| Goal |
Set out each line from the following listing that includes the word "OAuth".

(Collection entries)
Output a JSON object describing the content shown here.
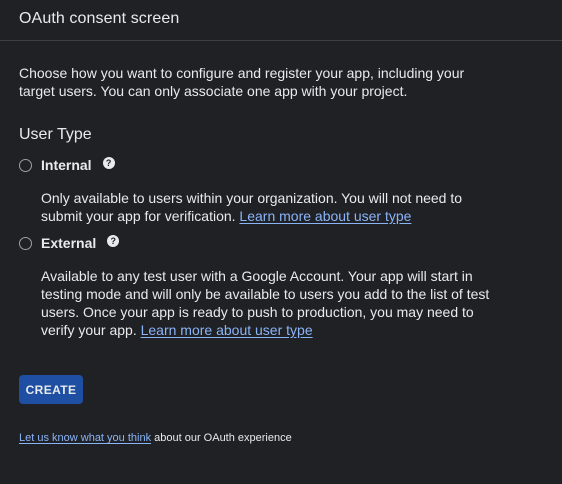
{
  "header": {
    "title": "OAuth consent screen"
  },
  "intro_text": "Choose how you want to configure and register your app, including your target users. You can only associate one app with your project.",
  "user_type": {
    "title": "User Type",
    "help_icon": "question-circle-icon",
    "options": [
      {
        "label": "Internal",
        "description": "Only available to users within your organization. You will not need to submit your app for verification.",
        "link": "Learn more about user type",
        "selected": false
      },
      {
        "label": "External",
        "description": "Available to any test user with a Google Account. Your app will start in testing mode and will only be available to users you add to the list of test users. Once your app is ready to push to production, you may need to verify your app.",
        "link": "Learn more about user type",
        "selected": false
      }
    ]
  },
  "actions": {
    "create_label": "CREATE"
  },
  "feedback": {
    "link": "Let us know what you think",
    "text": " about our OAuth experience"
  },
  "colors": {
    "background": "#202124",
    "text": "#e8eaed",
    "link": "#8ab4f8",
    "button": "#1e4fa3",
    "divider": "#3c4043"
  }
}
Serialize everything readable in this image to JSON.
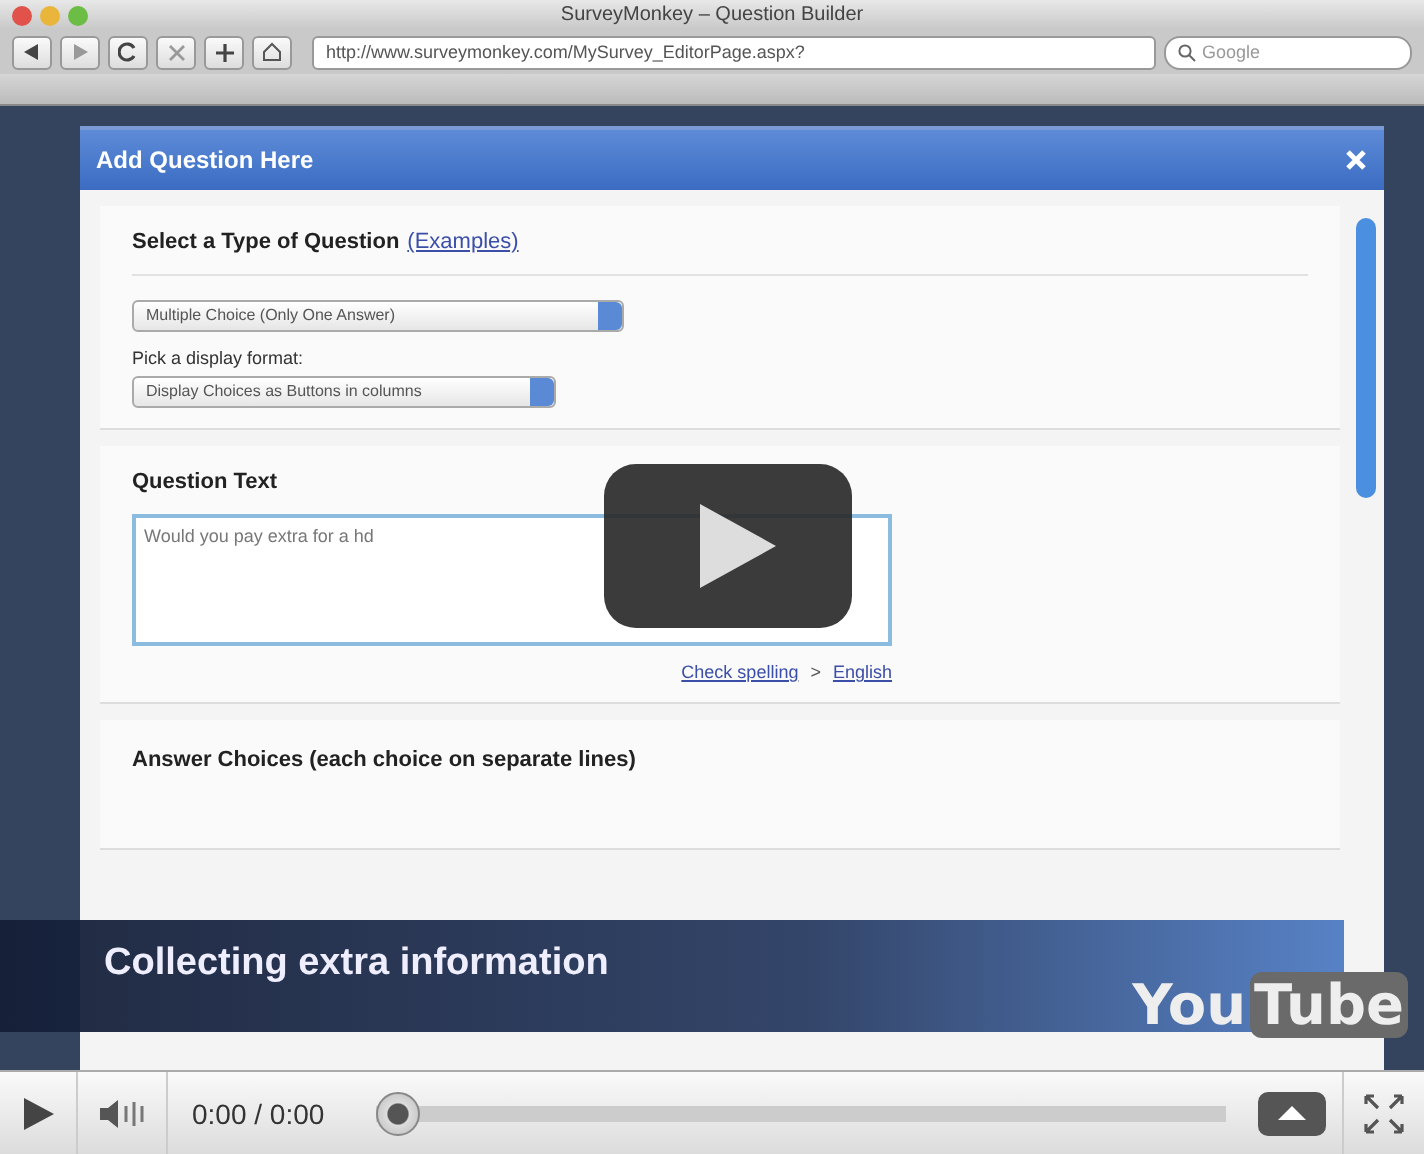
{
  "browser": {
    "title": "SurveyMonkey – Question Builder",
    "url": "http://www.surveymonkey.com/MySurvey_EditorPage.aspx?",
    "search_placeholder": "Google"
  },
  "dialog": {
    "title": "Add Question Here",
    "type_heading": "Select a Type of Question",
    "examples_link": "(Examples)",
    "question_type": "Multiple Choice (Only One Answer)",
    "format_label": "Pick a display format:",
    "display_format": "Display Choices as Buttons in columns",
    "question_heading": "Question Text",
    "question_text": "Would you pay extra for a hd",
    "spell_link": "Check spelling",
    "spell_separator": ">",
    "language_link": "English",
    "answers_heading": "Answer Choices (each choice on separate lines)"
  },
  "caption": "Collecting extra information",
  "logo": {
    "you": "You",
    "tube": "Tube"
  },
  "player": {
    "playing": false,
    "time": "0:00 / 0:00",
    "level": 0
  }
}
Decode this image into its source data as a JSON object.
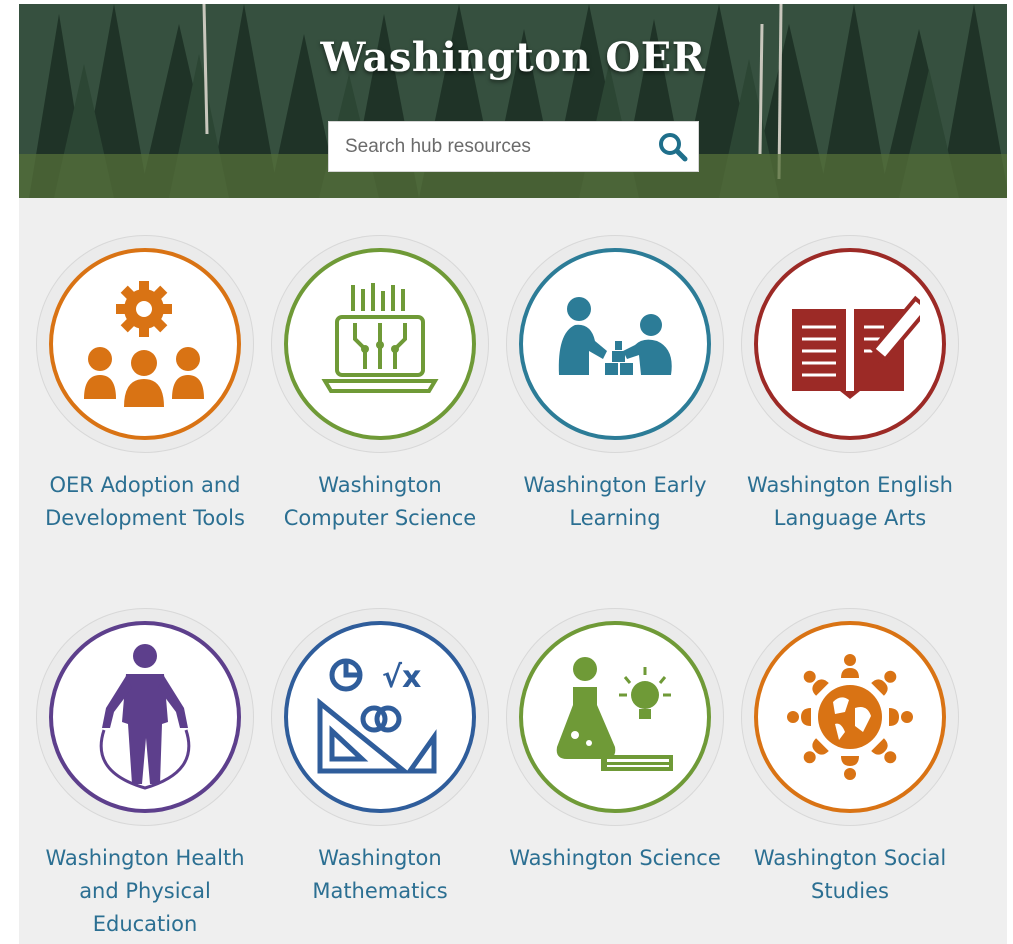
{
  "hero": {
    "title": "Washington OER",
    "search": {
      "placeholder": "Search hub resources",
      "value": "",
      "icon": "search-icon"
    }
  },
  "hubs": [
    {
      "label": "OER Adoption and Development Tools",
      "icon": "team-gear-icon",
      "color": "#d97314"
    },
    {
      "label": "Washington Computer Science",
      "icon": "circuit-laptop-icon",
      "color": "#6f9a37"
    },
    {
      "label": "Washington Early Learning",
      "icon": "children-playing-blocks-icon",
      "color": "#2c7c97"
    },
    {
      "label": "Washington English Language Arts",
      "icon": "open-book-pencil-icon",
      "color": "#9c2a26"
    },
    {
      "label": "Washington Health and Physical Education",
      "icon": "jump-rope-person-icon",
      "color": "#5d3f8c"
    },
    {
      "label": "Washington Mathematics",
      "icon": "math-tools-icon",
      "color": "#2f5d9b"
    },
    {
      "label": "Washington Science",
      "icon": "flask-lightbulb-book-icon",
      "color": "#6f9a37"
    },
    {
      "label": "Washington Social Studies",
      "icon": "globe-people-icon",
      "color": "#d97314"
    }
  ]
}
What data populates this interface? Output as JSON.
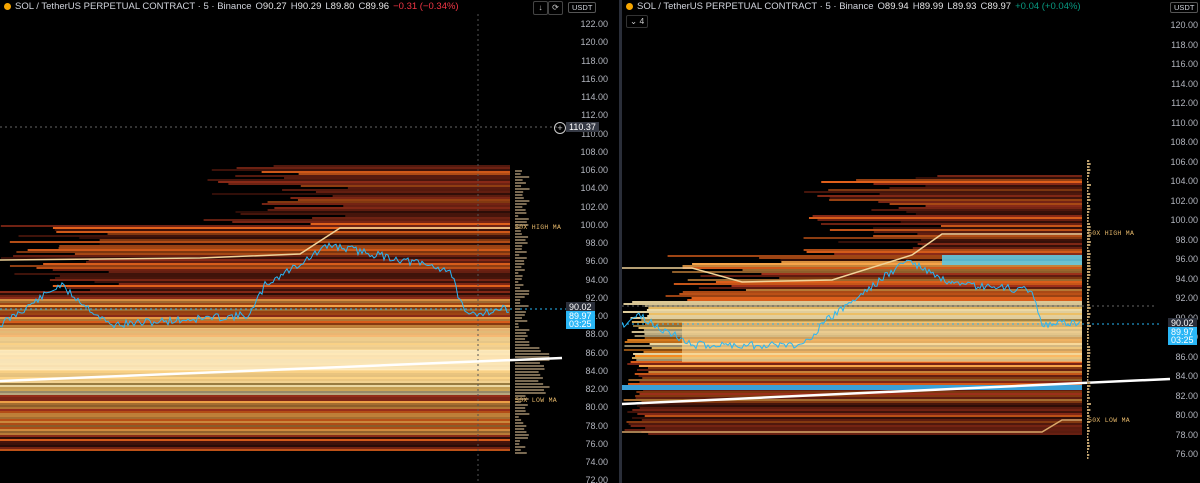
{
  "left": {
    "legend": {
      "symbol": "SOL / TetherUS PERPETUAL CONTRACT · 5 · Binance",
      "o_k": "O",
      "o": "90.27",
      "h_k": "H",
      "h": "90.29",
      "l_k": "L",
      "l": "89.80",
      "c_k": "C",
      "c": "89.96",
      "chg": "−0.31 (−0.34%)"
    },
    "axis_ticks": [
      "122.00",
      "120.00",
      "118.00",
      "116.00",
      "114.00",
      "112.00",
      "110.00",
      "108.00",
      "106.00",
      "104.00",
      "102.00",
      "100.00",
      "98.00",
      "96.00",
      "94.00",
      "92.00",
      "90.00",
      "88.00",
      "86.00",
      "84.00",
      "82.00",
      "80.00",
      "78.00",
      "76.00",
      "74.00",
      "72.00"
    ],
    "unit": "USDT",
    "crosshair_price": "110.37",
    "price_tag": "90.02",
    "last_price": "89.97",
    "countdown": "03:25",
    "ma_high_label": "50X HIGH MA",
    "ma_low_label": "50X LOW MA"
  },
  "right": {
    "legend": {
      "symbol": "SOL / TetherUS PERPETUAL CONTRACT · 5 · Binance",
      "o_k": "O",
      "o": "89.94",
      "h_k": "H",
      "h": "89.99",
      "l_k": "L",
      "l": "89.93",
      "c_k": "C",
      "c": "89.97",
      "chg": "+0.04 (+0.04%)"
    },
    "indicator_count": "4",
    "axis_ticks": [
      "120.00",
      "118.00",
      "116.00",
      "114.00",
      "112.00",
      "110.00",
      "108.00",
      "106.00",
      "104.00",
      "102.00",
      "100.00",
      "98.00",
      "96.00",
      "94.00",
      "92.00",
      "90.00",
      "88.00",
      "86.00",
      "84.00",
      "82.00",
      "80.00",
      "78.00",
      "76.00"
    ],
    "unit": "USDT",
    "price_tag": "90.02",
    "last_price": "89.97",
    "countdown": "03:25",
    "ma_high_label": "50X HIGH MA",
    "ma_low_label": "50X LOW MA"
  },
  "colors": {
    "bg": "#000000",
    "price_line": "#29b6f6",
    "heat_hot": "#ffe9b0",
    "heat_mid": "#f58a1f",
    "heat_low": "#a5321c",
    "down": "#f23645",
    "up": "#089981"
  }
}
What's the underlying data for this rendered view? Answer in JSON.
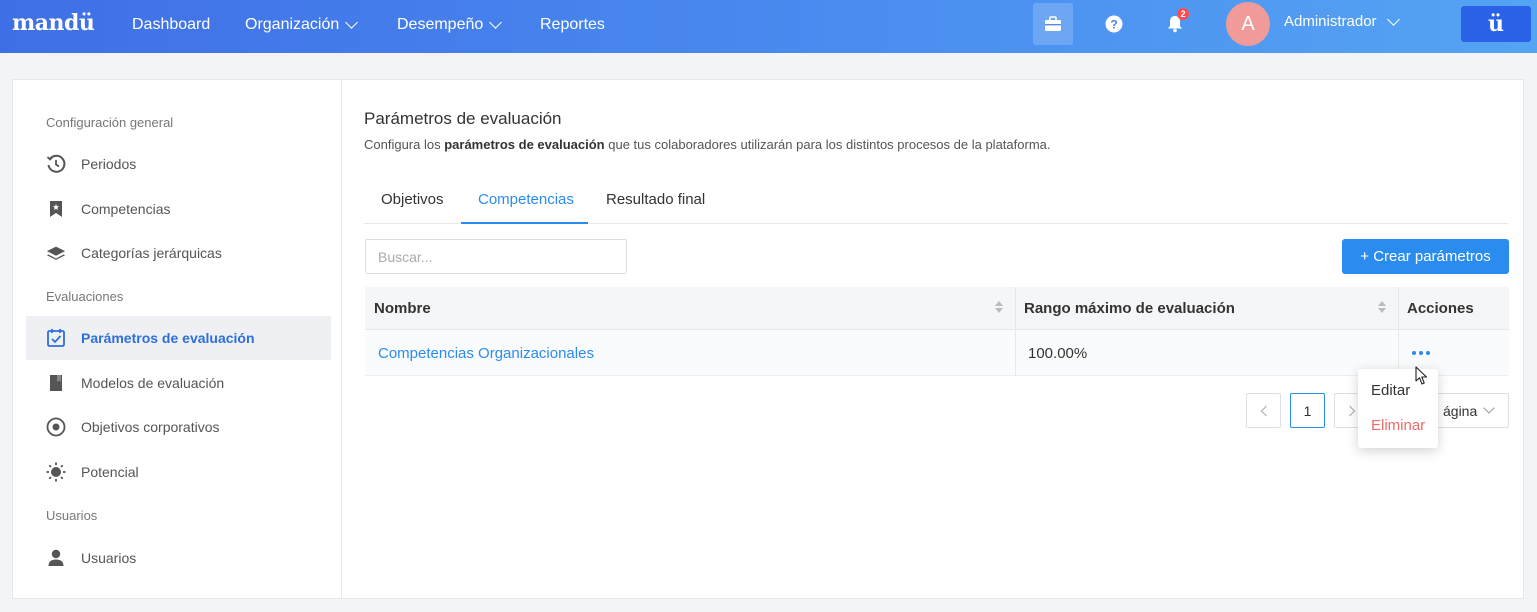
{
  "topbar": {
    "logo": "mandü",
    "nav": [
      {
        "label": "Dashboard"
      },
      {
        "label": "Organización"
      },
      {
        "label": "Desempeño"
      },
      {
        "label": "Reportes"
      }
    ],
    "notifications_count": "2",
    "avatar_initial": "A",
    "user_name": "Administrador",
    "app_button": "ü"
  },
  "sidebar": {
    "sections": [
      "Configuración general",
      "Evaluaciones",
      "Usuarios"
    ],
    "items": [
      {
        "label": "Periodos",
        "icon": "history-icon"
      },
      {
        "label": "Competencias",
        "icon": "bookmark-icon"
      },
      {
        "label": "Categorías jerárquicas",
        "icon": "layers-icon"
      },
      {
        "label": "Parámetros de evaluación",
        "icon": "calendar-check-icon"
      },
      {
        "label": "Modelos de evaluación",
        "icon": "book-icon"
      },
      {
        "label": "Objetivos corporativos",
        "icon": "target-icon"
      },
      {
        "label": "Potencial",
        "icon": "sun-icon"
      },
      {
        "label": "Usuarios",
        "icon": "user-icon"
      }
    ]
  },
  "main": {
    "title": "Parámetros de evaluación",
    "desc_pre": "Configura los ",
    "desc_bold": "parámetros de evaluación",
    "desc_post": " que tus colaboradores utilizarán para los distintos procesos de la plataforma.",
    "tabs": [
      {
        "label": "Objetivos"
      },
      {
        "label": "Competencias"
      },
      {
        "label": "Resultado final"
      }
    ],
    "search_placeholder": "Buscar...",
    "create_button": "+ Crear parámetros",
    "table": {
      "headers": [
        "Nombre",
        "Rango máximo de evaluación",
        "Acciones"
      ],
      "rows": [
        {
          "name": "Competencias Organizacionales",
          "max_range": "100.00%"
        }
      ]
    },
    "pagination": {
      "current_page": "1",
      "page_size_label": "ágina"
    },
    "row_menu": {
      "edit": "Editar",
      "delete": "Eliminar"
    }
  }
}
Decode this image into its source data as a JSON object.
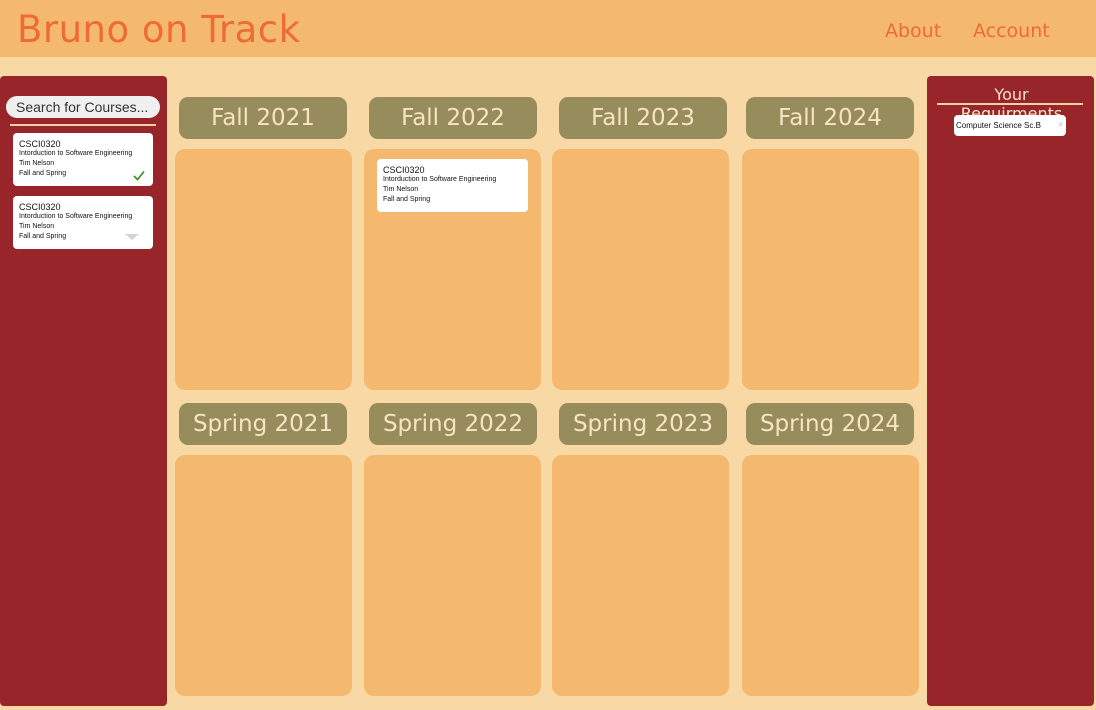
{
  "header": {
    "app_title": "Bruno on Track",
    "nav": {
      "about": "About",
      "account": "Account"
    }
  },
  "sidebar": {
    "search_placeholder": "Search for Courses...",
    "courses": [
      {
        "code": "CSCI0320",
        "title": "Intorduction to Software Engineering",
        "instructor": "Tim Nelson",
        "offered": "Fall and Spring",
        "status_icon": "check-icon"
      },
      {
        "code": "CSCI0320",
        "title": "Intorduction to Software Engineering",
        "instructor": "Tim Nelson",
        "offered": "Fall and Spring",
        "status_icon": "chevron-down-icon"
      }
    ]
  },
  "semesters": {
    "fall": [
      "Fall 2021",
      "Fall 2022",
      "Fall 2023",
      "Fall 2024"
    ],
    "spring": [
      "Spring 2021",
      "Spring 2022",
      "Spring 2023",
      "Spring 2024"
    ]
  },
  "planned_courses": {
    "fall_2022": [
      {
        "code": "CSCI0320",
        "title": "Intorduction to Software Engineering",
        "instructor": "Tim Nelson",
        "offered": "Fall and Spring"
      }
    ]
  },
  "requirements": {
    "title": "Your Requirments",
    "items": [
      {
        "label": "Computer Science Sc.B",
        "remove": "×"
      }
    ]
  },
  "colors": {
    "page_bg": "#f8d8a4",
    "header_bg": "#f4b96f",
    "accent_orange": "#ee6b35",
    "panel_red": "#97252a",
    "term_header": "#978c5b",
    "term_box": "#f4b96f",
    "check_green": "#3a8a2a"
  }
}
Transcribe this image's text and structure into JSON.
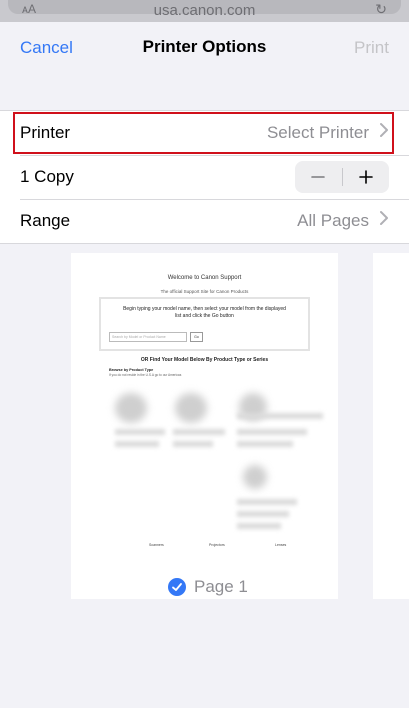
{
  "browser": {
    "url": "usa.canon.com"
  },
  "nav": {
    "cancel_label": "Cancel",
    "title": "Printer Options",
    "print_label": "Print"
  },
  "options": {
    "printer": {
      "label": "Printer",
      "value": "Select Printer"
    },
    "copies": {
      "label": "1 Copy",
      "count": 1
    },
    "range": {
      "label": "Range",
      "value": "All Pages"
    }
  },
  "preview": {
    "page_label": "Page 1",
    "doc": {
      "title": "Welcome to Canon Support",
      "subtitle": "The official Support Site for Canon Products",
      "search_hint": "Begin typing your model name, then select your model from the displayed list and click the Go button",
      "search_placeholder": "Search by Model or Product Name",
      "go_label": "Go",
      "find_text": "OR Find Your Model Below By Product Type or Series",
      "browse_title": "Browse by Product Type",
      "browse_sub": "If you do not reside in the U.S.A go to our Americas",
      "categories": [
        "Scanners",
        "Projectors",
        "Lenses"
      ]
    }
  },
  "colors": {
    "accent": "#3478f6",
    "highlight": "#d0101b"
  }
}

| Solution |
    "title": "OAuth consent screen"
    "text": " about our OAuth experience"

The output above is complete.